* Aim of the task *
Where a line of the listing below includes the word "item", reproduce that line.

* Dataset rows *
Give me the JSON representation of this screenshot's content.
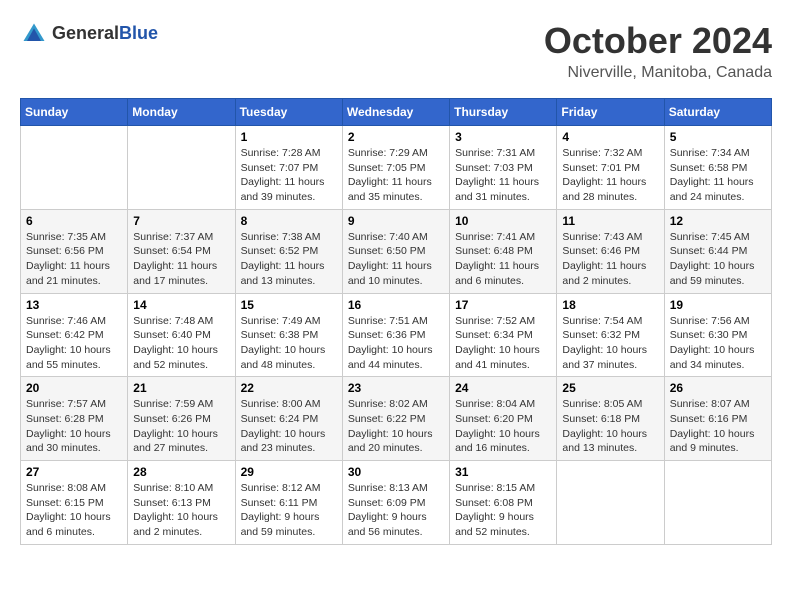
{
  "header": {
    "logo": {
      "general": "General",
      "blue": "Blue"
    },
    "title": "October 2024",
    "location": "Niverville, Manitoba, Canada"
  },
  "calendar": {
    "days_of_week": [
      "Sunday",
      "Monday",
      "Tuesday",
      "Wednesday",
      "Thursday",
      "Friday",
      "Saturday"
    ],
    "weeks": [
      [
        {
          "day": "",
          "info": ""
        },
        {
          "day": "",
          "info": ""
        },
        {
          "day": "1",
          "info": "Sunrise: 7:28 AM\nSunset: 7:07 PM\nDaylight: 11 hours and 39 minutes."
        },
        {
          "day": "2",
          "info": "Sunrise: 7:29 AM\nSunset: 7:05 PM\nDaylight: 11 hours and 35 minutes."
        },
        {
          "day": "3",
          "info": "Sunrise: 7:31 AM\nSunset: 7:03 PM\nDaylight: 11 hours and 31 minutes."
        },
        {
          "day": "4",
          "info": "Sunrise: 7:32 AM\nSunset: 7:01 PM\nDaylight: 11 hours and 28 minutes."
        },
        {
          "day": "5",
          "info": "Sunrise: 7:34 AM\nSunset: 6:58 PM\nDaylight: 11 hours and 24 minutes."
        }
      ],
      [
        {
          "day": "6",
          "info": "Sunrise: 7:35 AM\nSunset: 6:56 PM\nDaylight: 11 hours and 21 minutes."
        },
        {
          "day": "7",
          "info": "Sunrise: 7:37 AM\nSunset: 6:54 PM\nDaylight: 11 hours and 17 minutes."
        },
        {
          "day": "8",
          "info": "Sunrise: 7:38 AM\nSunset: 6:52 PM\nDaylight: 11 hours and 13 minutes."
        },
        {
          "day": "9",
          "info": "Sunrise: 7:40 AM\nSunset: 6:50 PM\nDaylight: 11 hours and 10 minutes."
        },
        {
          "day": "10",
          "info": "Sunrise: 7:41 AM\nSunset: 6:48 PM\nDaylight: 11 hours and 6 minutes."
        },
        {
          "day": "11",
          "info": "Sunrise: 7:43 AM\nSunset: 6:46 PM\nDaylight: 11 hours and 2 minutes."
        },
        {
          "day": "12",
          "info": "Sunrise: 7:45 AM\nSunset: 6:44 PM\nDaylight: 10 hours and 59 minutes."
        }
      ],
      [
        {
          "day": "13",
          "info": "Sunrise: 7:46 AM\nSunset: 6:42 PM\nDaylight: 10 hours and 55 minutes."
        },
        {
          "day": "14",
          "info": "Sunrise: 7:48 AM\nSunset: 6:40 PM\nDaylight: 10 hours and 52 minutes."
        },
        {
          "day": "15",
          "info": "Sunrise: 7:49 AM\nSunset: 6:38 PM\nDaylight: 10 hours and 48 minutes."
        },
        {
          "day": "16",
          "info": "Sunrise: 7:51 AM\nSunset: 6:36 PM\nDaylight: 10 hours and 44 minutes."
        },
        {
          "day": "17",
          "info": "Sunrise: 7:52 AM\nSunset: 6:34 PM\nDaylight: 10 hours and 41 minutes."
        },
        {
          "day": "18",
          "info": "Sunrise: 7:54 AM\nSunset: 6:32 PM\nDaylight: 10 hours and 37 minutes."
        },
        {
          "day": "19",
          "info": "Sunrise: 7:56 AM\nSunset: 6:30 PM\nDaylight: 10 hours and 34 minutes."
        }
      ],
      [
        {
          "day": "20",
          "info": "Sunrise: 7:57 AM\nSunset: 6:28 PM\nDaylight: 10 hours and 30 minutes."
        },
        {
          "day": "21",
          "info": "Sunrise: 7:59 AM\nSunset: 6:26 PM\nDaylight: 10 hours and 27 minutes."
        },
        {
          "day": "22",
          "info": "Sunrise: 8:00 AM\nSunset: 6:24 PM\nDaylight: 10 hours and 23 minutes."
        },
        {
          "day": "23",
          "info": "Sunrise: 8:02 AM\nSunset: 6:22 PM\nDaylight: 10 hours and 20 minutes."
        },
        {
          "day": "24",
          "info": "Sunrise: 8:04 AM\nSunset: 6:20 PM\nDaylight: 10 hours and 16 minutes."
        },
        {
          "day": "25",
          "info": "Sunrise: 8:05 AM\nSunset: 6:18 PM\nDaylight: 10 hours and 13 minutes."
        },
        {
          "day": "26",
          "info": "Sunrise: 8:07 AM\nSunset: 6:16 PM\nDaylight: 10 hours and 9 minutes."
        }
      ],
      [
        {
          "day": "27",
          "info": "Sunrise: 8:08 AM\nSunset: 6:15 PM\nDaylight: 10 hours and 6 minutes."
        },
        {
          "day": "28",
          "info": "Sunrise: 8:10 AM\nSunset: 6:13 PM\nDaylight: 10 hours and 2 minutes."
        },
        {
          "day": "29",
          "info": "Sunrise: 8:12 AM\nSunset: 6:11 PM\nDaylight: 9 hours and 59 minutes."
        },
        {
          "day": "30",
          "info": "Sunrise: 8:13 AM\nSunset: 6:09 PM\nDaylight: 9 hours and 56 minutes."
        },
        {
          "day": "31",
          "info": "Sunrise: 8:15 AM\nSunset: 6:08 PM\nDaylight: 9 hours and 52 minutes."
        },
        {
          "day": "",
          "info": ""
        },
        {
          "day": "",
          "info": ""
        }
      ]
    ]
  }
}
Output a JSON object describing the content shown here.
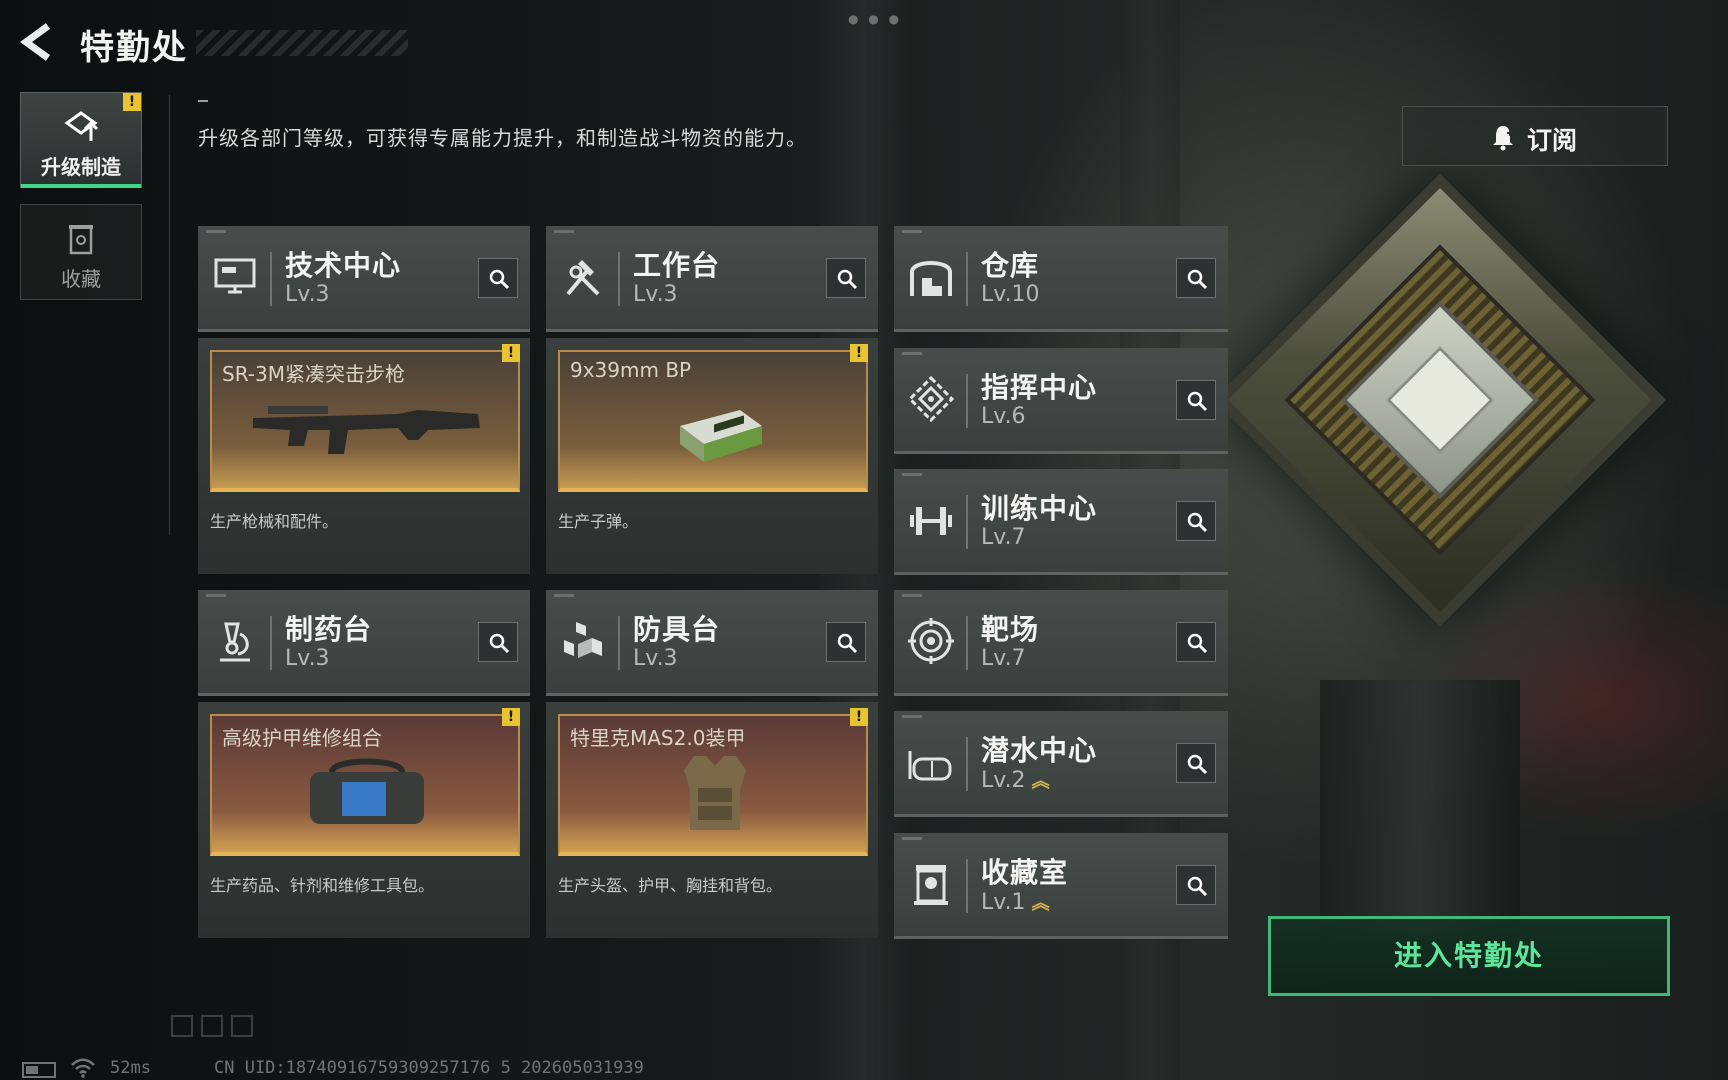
{
  "header": {
    "title": "特勤处"
  },
  "nav": {
    "tabs": [
      {
        "label": "升级制造",
        "icon": "upgrade-icon",
        "badge": "!"
      },
      {
        "label": "收藏",
        "icon": "collection-icon"
      }
    ]
  },
  "main": {
    "description": "升级各部门等级，可获得专属能力提升，和制造战斗物资的能力。",
    "subscribe_label": "订阅",
    "enter_label": "进入特勤处"
  },
  "facilities": [
    {
      "name": "技术中心",
      "level": "Lv.3",
      "icon": "computer-icon"
    },
    {
      "name": "工作台",
      "level": "Lv.3",
      "icon": "hammer-wrench-icon"
    },
    {
      "name": "仓库",
      "level": "Lv.10",
      "icon": "warehouse-icon"
    },
    {
      "name": "指挥中心",
      "level": "Lv.6",
      "icon": "command-icon"
    },
    {
      "name": "训练中心",
      "level": "Lv.7",
      "icon": "dumbbell-icon"
    },
    {
      "name": "制药台",
      "level": "Lv.3",
      "icon": "microscope-icon"
    },
    {
      "name": "防具台",
      "level": "Lv.3",
      "icon": "armor-blocks-icon"
    },
    {
      "name": "靶场",
      "level": "Lv.7",
      "icon": "target-icon"
    },
    {
      "name": "潜水中心",
      "level": "Lv.2",
      "icon": "diving-mask-icon",
      "upgradable": true
    },
    {
      "name": "收藏室",
      "level": "Lv.1",
      "icon": "trophy-case-icon",
      "upgradable": true
    }
  ],
  "productions": [
    {
      "item": "SR-3M紧凑突击步枪",
      "desc": "生产枪械和配件。",
      "badge": "!"
    },
    {
      "item": "9x39mm BP",
      "desc": "生产子弹。",
      "badge": "!"
    },
    {
      "item": "高级护甲维修组合",
      "desc": "生产药品、针剂和维修工具包。",
      "badge": "!"
    },
    {
      "item": "特里克MAS2.0装甲",
      "desc": "生产头盔、护甲、胸挂和背包。",
      "badge": "!"
    }
  ],
  "status": {
    "ping": "52ms",
    "uid": "CN UID:18740916759309257176 5 202605031939"
  },
  "colors": {
    "accent": "#3ed68a",
    "badge": "#e8c431",
    "frame": "#e5b455"
  }
}
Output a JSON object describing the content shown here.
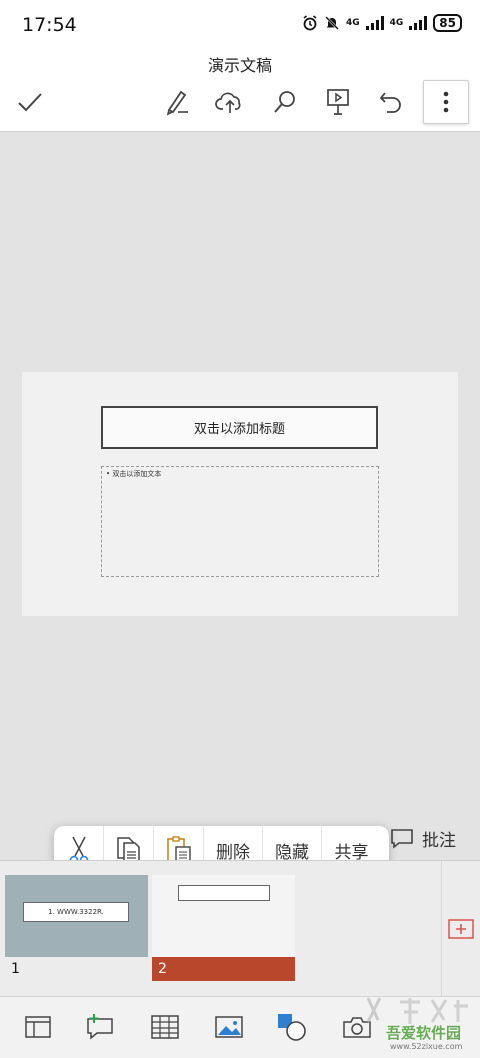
{
  "status_bar": {
    "time": "17:54",
    "signal1": "4G",
    "signal2": "4G",
    "battery": "85"
  },
  "header": {
    "title": "演示文稿",
    "icons": [
      "check-icon",
      "pen-icon",
      "cloud-upload-icon",
      "search-icon",
      "present-icon",
      "undo-icon",
      "more-icon"
    ]
  },
  "slide": {
    "title_placeholder": "双击以添加标题",
    "content_placeholder": "• 双击以添加文本"
  },
  "context_menu": {
    "cut_icon": "scissors-icon",
    "copy_icon": "copy-icon",
    "paste_icon": "paste-icon",
    "delete_label": "删除",
    "hide_label": "隐藏",
    "share_label": "共享"
  },
  "comment": {
    "label": "批注"
  },
  "thumbnails": [
    {
      "number": "1",
      "text": "1.  WWW.3322R."
    },
    {
      "number": "2"
    }
  ],
  "bottom_toolbar": {
    "icons": [
      "layout-icon",
      "new-comment-icon",
      "table-icon",
      "image-icon",
      "shapes-icon",
      "camera-icon"
    ]
  },
  "watermark": {
    "text": "吾爱软件园",
    "url": "www.52zixue.com"
  },
  "colors": {
    "accent": "#b9472c",
    "add_icon": "#d9534f",
    "icon_blue": "#2d7fd1"
  }
}
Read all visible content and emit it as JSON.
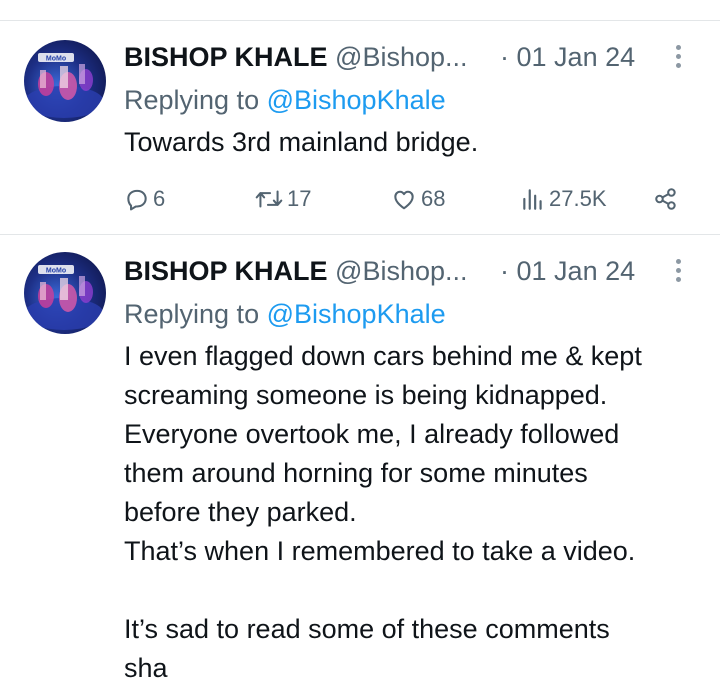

* Response *
      "item": "SR-3M紧凑突击步枪",
      "item": "9x39mm BP",
      "item": "高级护甲维修组合",
      "item": "特里克MAS2.0装甲",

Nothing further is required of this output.